[Records contained in a dataset]
§

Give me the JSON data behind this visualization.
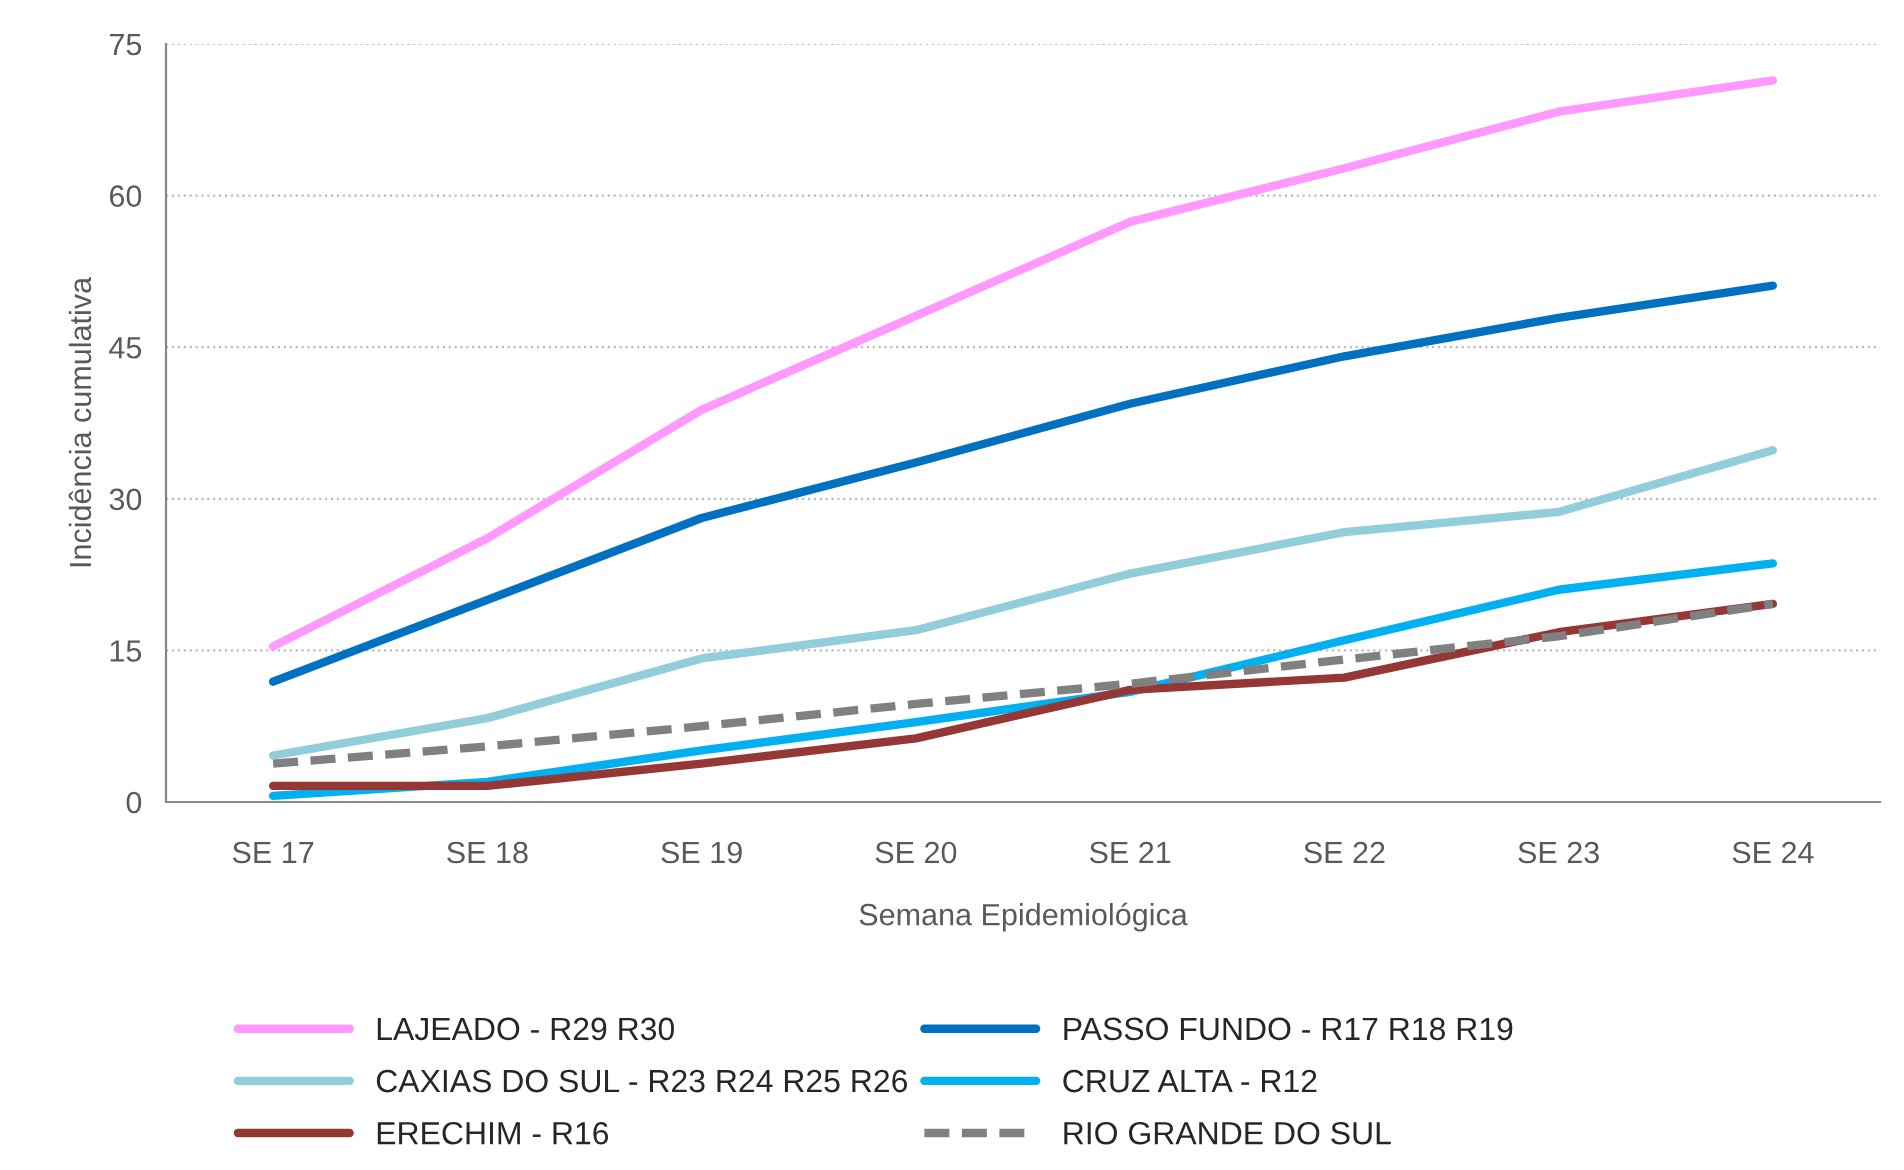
{
  "chart_data": {
    "type": "line",
    "xlabel": "Semana Epidemiológica",
    "ylabel": "Incidência cumulativa",
    "categories": [
      "SE 17",
      "SE 18",
      "SE 19",
      "SE 20",
      "SE 21",
      "SE 22",
      "SE 23",
      "SE 24"
    ],
    "ylim": [
      0,
      75
    ],
    "yticks": [
      0,
      15,
      30,
      45,
      60,
      75
    ],
    "grid": "y",
    "legend": "bottom",
    "marker": "none",
    "series": [
      {
        "name": "LAJEADO - R29 R30",
        "color": "#ff99ff",
        "line_style": "solid",
        "values": [
          15.4,
          26.1,
          38.8,
          48.1,
          57.4,
          62.7,
          68.3,
          71.4
        ]
      },
      {
        "name": "PASSO FUNDO - R17 R18 R19",
        "color": "#0070c0",
        "line_style": "solid",
        "values": [
          11.9,
          20.0,
          28.1,
          33.6,
          39.4,
          44.1,
          47.9,
          51.1
        ]
      },
      {
        "name": "CAXIAS DO SUL - R23 R24 R25 R26",
        "color": "#92cddc",
        "line_style": "solid",
        "values": [
          4.6,
          8.3,
          14.2,
          17.0,
          22.6,
          26.7,
          28.7,
          34.8
        ]
      },
      {
        "name": "CRUZ ALTA - R12",
        "color": "#00b0f0",
        "line_style": "solid",
        "values": [
          0.6,
          2.0,
          5.1,
          7.9,
          10.9,
          16.0,
          21.0,
          23.6
        ]
      },
      {
        "name": "ERECHIM - R16",
        "color": "#953735",
        "line_style": "solid",
        "values": [
          1.6,
          1.6,
          3.8,
          6.3,
          11.1,
          12.3,
          16.8,
          19.6
        ]
      },
      {
        "name": "RIO GRANDE DO SUL",
        "color": "#808080",
        "line_style": "dashed",
        "values": [
          3.8,
          5.5,
          7.5,
          9.7,
          11.7,
          14.1,
          16.4,
          19.6
        ]
      }
    ]
  }
}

§

[WHAT THIS TASK INVOLVES] Find the word "color" in the entries above and gather every line that holds it.

[SOLUTION]
        "color": "#ff99ff",
        "color": "#0070c0",
        "color": "#92cddc",
        "color": "#00b0f0",
        "color": "#953735",
        "color": "#808080",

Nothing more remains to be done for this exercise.